[Your task] Write each line out exactly, leaving none out.

Dataset records:
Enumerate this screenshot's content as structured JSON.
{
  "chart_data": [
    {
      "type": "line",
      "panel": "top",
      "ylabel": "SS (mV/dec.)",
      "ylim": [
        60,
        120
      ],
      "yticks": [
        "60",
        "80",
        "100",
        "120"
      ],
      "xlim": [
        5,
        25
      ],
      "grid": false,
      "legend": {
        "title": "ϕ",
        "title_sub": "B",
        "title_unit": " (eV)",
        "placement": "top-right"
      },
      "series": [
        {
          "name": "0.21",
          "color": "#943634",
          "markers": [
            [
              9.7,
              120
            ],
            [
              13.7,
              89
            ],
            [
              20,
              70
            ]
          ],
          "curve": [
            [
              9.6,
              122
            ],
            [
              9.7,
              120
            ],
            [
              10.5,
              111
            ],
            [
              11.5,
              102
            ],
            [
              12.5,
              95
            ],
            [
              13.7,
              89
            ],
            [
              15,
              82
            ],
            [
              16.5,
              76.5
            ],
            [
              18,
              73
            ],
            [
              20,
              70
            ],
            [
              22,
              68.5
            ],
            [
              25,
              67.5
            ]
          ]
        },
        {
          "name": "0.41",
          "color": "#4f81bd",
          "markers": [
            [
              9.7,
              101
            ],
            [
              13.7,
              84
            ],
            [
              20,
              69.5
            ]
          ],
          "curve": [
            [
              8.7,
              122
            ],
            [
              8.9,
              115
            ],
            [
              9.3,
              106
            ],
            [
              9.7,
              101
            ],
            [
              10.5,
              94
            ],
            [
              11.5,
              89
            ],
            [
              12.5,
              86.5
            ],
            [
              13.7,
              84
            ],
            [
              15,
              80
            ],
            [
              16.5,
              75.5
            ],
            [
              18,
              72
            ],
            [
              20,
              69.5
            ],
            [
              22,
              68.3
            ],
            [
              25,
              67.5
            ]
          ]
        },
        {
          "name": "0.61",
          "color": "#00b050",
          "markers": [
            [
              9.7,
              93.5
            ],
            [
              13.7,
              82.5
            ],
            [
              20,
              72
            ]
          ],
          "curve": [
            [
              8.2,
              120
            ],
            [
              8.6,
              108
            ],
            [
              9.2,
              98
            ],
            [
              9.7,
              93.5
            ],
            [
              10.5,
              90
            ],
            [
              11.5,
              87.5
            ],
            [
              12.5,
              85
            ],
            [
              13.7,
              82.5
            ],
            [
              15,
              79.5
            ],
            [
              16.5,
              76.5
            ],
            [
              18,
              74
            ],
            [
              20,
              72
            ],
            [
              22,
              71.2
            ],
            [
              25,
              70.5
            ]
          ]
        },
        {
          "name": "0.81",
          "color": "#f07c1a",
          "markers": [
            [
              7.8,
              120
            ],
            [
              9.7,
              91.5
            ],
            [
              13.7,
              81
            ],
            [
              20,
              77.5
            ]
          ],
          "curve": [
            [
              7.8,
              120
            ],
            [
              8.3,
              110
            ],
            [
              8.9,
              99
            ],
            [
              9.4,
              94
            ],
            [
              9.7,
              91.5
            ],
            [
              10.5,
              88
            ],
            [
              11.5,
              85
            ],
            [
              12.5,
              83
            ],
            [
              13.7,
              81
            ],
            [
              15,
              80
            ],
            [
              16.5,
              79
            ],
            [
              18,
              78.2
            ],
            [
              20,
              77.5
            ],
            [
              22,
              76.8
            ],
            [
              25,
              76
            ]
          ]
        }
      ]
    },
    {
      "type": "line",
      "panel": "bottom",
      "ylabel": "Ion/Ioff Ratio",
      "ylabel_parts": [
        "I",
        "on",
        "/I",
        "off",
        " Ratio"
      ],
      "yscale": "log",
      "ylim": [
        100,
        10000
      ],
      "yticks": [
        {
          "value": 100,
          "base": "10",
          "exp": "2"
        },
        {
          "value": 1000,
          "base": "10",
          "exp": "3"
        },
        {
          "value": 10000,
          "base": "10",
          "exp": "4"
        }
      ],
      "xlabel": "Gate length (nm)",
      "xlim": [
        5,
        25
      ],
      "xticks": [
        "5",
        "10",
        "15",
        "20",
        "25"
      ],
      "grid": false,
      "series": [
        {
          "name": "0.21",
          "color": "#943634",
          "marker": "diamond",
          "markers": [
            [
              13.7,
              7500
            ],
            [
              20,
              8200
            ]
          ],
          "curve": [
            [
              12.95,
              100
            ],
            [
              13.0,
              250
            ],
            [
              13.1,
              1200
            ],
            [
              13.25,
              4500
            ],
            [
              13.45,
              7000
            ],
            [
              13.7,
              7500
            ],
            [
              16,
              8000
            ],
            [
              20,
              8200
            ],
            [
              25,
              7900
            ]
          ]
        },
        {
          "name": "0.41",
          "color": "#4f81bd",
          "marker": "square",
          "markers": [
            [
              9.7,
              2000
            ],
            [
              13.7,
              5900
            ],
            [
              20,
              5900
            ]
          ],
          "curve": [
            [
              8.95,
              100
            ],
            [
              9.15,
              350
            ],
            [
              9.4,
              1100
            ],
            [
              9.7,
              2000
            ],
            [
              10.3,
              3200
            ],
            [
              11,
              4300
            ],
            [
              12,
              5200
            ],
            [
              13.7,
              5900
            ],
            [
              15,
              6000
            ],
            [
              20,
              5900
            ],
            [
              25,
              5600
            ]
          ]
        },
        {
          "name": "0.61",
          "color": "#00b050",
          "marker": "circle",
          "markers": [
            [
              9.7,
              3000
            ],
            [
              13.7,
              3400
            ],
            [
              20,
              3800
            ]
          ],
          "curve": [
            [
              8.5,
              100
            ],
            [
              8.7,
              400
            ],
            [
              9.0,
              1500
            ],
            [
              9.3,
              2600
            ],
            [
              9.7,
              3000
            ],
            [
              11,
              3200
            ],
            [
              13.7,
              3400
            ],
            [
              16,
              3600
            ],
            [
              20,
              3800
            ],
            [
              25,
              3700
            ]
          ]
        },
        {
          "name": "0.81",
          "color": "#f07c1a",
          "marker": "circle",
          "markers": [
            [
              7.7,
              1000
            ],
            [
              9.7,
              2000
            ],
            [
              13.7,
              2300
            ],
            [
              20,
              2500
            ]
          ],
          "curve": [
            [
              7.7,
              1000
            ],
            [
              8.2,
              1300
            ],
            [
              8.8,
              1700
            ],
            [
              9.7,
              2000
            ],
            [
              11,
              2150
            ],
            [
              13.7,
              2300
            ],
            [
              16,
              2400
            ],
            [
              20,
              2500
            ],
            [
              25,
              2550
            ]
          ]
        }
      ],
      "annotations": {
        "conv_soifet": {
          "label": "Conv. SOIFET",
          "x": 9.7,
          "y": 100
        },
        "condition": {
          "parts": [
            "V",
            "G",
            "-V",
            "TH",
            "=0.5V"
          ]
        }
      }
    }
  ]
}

[Reply]
Enumerate this screenshot's content as structured JSON.
{
  "chart_data": [
    {
      "type": "line",
      "panel": "top",
      "ylabel": "SS (mV/dec.)",
      "ylim": [
        60,
        120
      ],
      "yticks": [
        "60",
        "80",
        "100",
        "120"
      ],
      "xlim": [
        5,
        25
      ],
      "grid": false,
      "legend": {
        "title": "ϕ",
        "title_sub": "B",
        "title_unit": " (eV)",
        "placement": "top-right"
      },
      "series": [
        {
          "name": "0.21",
          "color": "#943634",
          "markers": [
            [
              9.7,
              120
            ],
            [
              13.7,
              89
            ],
            [
              20,
              70
            ]
          ],
          "curve": [
            [
              9.6,
              122
            ],
            [
              9.7,
              120
            ],
            [
              10.5,
              111
            ],
            [
              11.5,
              102
            ],
            [
              12.5,
              95
            ],
            [
              13.7,
              89
            ],
            [
              15,
              82
            ],
            [
              16.5,
              76.5
            ],
            [
              18,
              73
            ],
            [
              20,
              70
            ],
            [
              22,
              68.5
            ],
            [
              25,
              67.5
            ]
          ]
        },
        {
          "name": "0.41",
          "color": "#4f81bd",
          "markers": [
            [
              9.7,
              101
            ],
            [
              13.7,
              84
            ],
            [
              20,
              69.5
            ]
          ],
          "curve": [
            [
              8.7,
              122
            ],
            [
              8.9,
              115
            ],
            [
              9.3,
              106
            ],
            [
              9.7,
              101
            ],
            [
              10.5,
              94
            ],
            [
              11.5,
              89
            ],
            [
              12.5,
              86.5
            ],
            [
              13.7,
              84
            ],
            [
              15,
              80
            ],
            [
              16.5,
              75.5
            ],
            [
              18,
              72
            ],
            [
              20,
              69.5
            ],
            [
              22,
              68.3
            ],
            [
              25,
              67.5
            ]
          ]
        },
        {
          "name": "0.61",
          "color": "#00b050",
          "markers": [
            [
              9.7,
              93.5
            ],
            [
              13.7,
              82.5
            ],
            [
              20,
              72
            ]
          ],
          "curve": [
            [
              8.2,
              120
            ],
            [
              8.6,
              108
            ],
            [
              9.2,
              98
            ],
            [
              9.7,
              93.5
            ],
            [
              10.5,
              90
            ],
            [
              11.5,
              87.5
            ],
            [
              12.5,
              85
            ],
            [
              13.7,
              82.5
            ],
            [
              15,
              79.5
            ],
            [
              16.5,
              76.5
            ],
            [
              18,
              74
            ],
            [
              20,
              72
            ],
            [
              22,
              71.2
            ],
            [
              25,
              70.5
            ]
          ]
        },
        {
          "name": "0.81",
          "color": "#f07c1a",
          "markers": [
            [
              7.8,
              120
            ],
            [
              9.7,
              91.5
            ],
            [
              13.7,
              81
            ],
            [
              20,
              77.5
            ]
          ],
          "curve": [
            [
              7.8,
              120
            ],
            [
              8.3,
              110
            ],
            [
              8.9,
              99
            ],
            [
              9.4,
              94
            ],
            [
              9.7,
              91.5
            ],
            [
              10.5,
              88
            ],
            [
              11.5,
              85
            ],
            [
              12.5,
              83
            ],
            [
              13.7,
              81
            ],
            [
              15,
              80
            ],
            [
              16.5,
              79
            ],
            [
              18,
              78.2
            ],
            [
              20,
              77.5
            ],
            [
              22,
              76.8
            ],
            [
              25,
              76
            ]
          ]
        }
      ]
    },
    {
      "type": "line",
      "panel": "bottom",
      "ylabel": "Ion/Ioff Ratio",
      "ylabel_parts": [
        "I",
        "on",
        "/I",
        "off",
        " Ratio"
      ],
      "yscale": "log",
      "ylim": [
        100,
        10000
      ],
      "yticks": [
        {
          "value": 100,
          "base": "10",
          "exp": "2"
        },
        {
          "value": 1000,
          "base": "10",
          "exp": "3"
        },
        {
          "value": 10000,
          "base": "10",
          "exp": "4"
        }
      ],
      "xlabel": "Gate length (nm)",
      "xlim": [
        5,
        25
      ],
      "xticks": [
        "5",
        "10",
        "15",
        "20",
        "25"
      ],
      "grid": false,
      "series": [
        {
          "name": "0.21",
          "color": "#943634",
          "marker": "diamond",
          "markers": [
            [
              13.7,
              7500
            ],
            [
              20,
              8200
            ]
          ],
          "curve": [
            [
              12.95,
              100
            ],
            [
              13.0,
              250
            ],
            [
              13.1,
              1200
            ],
            [
              13.25,
              4500
            ],
            [
              13.45,
              7000
            ],
            [
              13.7,
              7500
            ],
            [
              16,
              8000
            ],
            [
              20,
              8200
            ],
            [
              25,
              7900
            ]
          ]
        },
        {
          "name": "0.41",
          "color": "#4f81bd",
          "marker": "square",
          "markers": [
            [
              9.7,
              2000
            ],
            [
              13.7,
              5900
            ],
            [
              20,
              5900
            ]
          ],
          "curve": [
            [
              8.95,
              100
            ],
            [
              9.15,
              350
            ],
            [
              9.4,
              1100
            ],
            [
              9.7,
              2000
            ],
            [
              10.3,
              3200
            ],
            [
              11,
              4300
            ],
            [
              12,
              5200
            ],
            [
              13.7,
              5900
            ],
            [
              15,
              6000
            ],
            [
              20,
              5900
            ],
            [
              25,
              5600
            ]
          ]
        },
        {
          "name": "0.61",
          "color": "#00b050",
          "marker": "circle",
          "markers": [
            [
              9.7,
              3000
            ],
            [
              13.7,
              3400
            ],
            [
              20,
              3800
            ]
          ],
          "curve": [
            [
              8.5,
              100
            ],
            [
              8.7,
              400
            ],
            [
              9.0,
              1500
            ],
            [
              9.3,
              2600
            ],
            [
              9.7,
              3000
            ],
            [
              11,
              3200
            ],
            [
              13.7,
              3400
            ],
            [
              16,
              3600
            ],
            [
              20,
              3800
            ],
            [
              25,
              3700
            ]
          ]
        },
        {
          "name": "0.81",
          "color": "#f07c1a",
          "marker": "circle",
          "markers": [
            [
              7.7,
              1000
            ],
            [
              9.7,
              2000
            ],
            [
              13.7,
              2300
            ],
            [
              20,
              2500
            ]
          ],
          "curve": [
            [
              7.7,
              1000
            ],
            [
              8.2,
              1300
            ],
            [
              8.8,
              1700
            ],
            [
              9.7,
              2000
            ],
            [
              11,
              2150
            ],
            [
              13.7,
              2300
            ],
            [
              16,
              2400
            ],
            [
              20,
              2500
            ],
            [
              25,
              2550
            ]
          ]
        }
      ],
      "annotations": {
        "conv_soifet": {
          "label": "Conv. SOIFET",
          "x": 9.7,
          "y": 100
        },
        "condition": {
          "parts": [
            "V",
            "G",
            "-V",
            "TH",
            "=0.5V"
          ]
        }
      }
    }
  ]
}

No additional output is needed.